Written instruction: Go through the records and copy each line where the word "temperature" occurs.

· · · · · · ·

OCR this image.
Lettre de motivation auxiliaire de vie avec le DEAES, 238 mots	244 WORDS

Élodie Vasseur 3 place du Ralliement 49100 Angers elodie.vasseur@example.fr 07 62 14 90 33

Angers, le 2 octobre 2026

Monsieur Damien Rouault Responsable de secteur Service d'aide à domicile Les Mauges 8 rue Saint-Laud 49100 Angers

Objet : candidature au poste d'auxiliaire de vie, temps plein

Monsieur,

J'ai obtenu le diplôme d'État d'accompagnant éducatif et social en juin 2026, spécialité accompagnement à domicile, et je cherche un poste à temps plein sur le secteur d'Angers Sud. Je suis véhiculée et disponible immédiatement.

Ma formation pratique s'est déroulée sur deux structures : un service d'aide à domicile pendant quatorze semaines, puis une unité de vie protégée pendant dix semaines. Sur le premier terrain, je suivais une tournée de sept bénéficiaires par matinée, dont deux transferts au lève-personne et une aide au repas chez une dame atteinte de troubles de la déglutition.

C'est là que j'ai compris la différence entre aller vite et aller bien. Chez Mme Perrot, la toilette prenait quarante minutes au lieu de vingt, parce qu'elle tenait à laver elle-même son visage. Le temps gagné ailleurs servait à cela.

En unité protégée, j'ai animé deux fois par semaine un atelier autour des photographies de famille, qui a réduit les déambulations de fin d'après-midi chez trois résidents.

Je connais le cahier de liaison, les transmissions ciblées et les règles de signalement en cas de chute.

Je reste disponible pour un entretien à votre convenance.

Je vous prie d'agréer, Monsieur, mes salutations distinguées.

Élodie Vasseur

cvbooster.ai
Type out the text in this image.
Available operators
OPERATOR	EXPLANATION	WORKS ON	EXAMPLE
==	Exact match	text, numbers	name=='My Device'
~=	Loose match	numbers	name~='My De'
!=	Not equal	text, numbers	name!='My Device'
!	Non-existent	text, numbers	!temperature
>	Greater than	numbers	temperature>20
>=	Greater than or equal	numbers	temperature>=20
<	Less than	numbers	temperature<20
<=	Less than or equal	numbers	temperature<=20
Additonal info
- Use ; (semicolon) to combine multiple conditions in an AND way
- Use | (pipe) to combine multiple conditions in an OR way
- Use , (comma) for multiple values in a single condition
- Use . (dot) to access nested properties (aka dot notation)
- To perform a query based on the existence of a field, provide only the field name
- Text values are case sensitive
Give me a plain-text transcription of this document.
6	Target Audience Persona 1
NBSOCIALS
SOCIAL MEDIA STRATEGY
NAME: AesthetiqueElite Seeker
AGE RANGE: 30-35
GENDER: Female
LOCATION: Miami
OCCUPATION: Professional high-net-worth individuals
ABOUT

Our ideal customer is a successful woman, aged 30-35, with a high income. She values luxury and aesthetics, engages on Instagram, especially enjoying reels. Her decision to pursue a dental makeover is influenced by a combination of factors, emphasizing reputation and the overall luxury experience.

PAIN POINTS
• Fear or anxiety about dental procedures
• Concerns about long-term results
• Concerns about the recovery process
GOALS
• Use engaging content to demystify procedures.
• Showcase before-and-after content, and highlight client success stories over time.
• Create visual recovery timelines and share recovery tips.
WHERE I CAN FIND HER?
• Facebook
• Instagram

· · · · · · ·

Finished task:
!	Non-existent	text, numbers	!temperature
>	Greater than	numbers	temperature>20
>=	Greater than or equal	numbers	temperature>=20
<	Less than	numbers	temperature<20
<=	Less than or equal	numbers	temperature<=20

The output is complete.